▸ **The problem**
Reproduce the entries in full, with no changes.

----------

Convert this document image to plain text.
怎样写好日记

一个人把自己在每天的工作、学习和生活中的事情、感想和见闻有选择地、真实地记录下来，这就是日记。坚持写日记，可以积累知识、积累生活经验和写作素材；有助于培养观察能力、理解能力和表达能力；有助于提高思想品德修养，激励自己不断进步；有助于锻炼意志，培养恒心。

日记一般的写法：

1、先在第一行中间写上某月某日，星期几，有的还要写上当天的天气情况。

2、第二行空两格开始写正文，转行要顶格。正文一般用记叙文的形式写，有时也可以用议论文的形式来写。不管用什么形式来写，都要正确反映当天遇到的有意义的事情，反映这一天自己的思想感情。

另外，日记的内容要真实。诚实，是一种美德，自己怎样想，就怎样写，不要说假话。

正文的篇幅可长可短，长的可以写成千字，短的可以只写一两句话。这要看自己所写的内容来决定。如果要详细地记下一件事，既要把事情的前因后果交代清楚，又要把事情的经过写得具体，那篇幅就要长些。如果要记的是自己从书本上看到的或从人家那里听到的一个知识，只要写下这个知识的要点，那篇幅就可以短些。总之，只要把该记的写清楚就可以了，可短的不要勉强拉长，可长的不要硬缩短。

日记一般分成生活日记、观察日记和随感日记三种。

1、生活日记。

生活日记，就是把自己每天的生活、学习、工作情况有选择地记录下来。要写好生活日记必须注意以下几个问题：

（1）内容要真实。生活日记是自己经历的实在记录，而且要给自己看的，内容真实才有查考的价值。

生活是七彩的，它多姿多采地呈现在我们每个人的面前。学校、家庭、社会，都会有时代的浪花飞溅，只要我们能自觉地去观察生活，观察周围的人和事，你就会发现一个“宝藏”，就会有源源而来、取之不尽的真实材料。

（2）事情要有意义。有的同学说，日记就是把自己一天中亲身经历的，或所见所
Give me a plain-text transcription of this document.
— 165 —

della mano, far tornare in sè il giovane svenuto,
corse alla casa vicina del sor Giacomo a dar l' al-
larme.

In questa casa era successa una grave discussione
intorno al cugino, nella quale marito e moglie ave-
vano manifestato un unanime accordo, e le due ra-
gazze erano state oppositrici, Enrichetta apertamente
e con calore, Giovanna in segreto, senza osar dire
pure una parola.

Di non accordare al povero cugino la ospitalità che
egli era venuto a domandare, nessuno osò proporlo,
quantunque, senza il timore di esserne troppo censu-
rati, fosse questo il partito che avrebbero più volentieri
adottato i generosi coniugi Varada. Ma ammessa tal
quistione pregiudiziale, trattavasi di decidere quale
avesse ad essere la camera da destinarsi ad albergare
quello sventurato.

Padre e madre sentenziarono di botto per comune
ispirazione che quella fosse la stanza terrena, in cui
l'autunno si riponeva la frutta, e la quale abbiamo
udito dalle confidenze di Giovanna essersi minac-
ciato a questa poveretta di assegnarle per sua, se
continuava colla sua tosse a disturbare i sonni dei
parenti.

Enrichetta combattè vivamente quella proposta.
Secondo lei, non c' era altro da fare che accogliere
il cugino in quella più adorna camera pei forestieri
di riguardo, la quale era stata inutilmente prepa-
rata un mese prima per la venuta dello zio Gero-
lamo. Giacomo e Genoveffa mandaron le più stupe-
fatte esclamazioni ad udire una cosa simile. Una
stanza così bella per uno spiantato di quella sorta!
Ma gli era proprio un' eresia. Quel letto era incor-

----------

▸ **Reply to the task**
Convert this document image to plain text.
怎样写好日记

一个人把自己在每天的工作、学习和生活中的事情、感想和见闻有选择地、真实地记录下来，这就是日记。坚持写日记，可以积累知识、积累生活经验和写作素材；有助于培养观察能力、理解能力和表达能力；有助于提高思想品德修养，激励自己不断进步；有助于锻炼意志，培养恒心。

日记一般的写法：

1、先在第一行中间写上某月某日，星期几，有的还要写上当天的天气情况。

2、第二行空两格开始写正文，转行要顶格。正文一般用记叙文的形式写，有时也可以用议论文的形式来写。不管用什么形式来写，都要正确反映当天遇到的有意义的事情，反映这一天自己的思想感情。

另外，日记的内容要真实。诚实，是一种美德，自己怎样想，就怎样写，不要说假话。

正文的篇幅可长可短，长的可以写成千字，短的可以只写一两句话。这要看自己所写的内容来决定。如果要详细地记下一件事，既要把事情的前因后果交代清楚，又要把事情的经过写得具体，那篇幅就要长些。如果要记的是自己从书本上看到的或从人家那里听到的一个知识，只要写下这个知识的要点，那篇幅就可以短些。总之，只要把该记的写清楚就可以了，可短的不要勉强拉长，可长的不要硬缩短。

日记一般分成生活日记、观察日记和随感日记三种。

1、生活日记。

生活日记，就是把自己每天的生活、学习、工作情况有选择地记录下来。要写好生活日记必须注意以下几个问题：

（1）内容要真实。生活日记是自己经历的实在记录，而且要给自己看的，内容真实才有查考的价值。

生活是七彩的，它多姿多采地呈现在我们每个人的面前。学校、家庭、社会，都会有时代的浪花飞溅，只要我们能自觉地去观察生活，观察周围的人和事，你就会发现一个“宝藏”，就会有源源而来、取之不尽的真实材料。

（2）事情要有意义。有的同学说，日记就是把自己一天中亲身经历的，或所见所
Give me a plain-text transcription of this document.
— 165 —

della mano, far tornare in sè il giovane svenuto,
corse alla casa vicina del sor Giacomo a dar l' al-
larme.

In questa casa era successa una grave discussione
intorno al cugino, nella quale marito e moglie ave-
vano manifestato un unanime accordo, e le due ra-
gazze erano state oppositrici, Enrichetta apertamente
e con calore, Giovanna in segreto, senza osar dire
pure una parola.

Di non accordare al povero cugino la ospitalità che
egli era venuto a domandare, nessuno osò proporlo,
quantunque, senza il timore di esserne troppo censu-
rati, fosse questo il partito che avrebbero più volentieri
adottato i generosi coniugi Varada. Ma ammessa tal
quistione pregiudiziale, trattavasi di decidere quale
avesse ad essere la camera da destinarsi ad albergare
quello sventurato.

Padre e madre sentenziarono di botto per comune
ispirazione che quella fosse la stanza terrena, in cui
l'autunno si riponeva la frutta, e la quale abbiamo
udito dalle confidenze di Giovanna essersi minac-
ciato a questa poveretta di assegnarle per sua, se
continuava colla sua tosse a disturbare i sonni dei
parenti.

Enrichetta combattè vivamente quella proposta.
Secondo lei, non c' era altro da fare che accogliere
il cugino in quella più adorna camera pei forestieri
di riguardo, la quale era stata inutilmente prepa-
rata un mese prima per la venuta dello zio Gero-
lamo. Giacomo e Genoveffa mandaron le più stupe-
fatte esclamazioni ad udire una cosa simile. Una
stanza così bella per uno spiantato di quella sorta!
Ma gli era proprio un' eresia. Quel letto era incor-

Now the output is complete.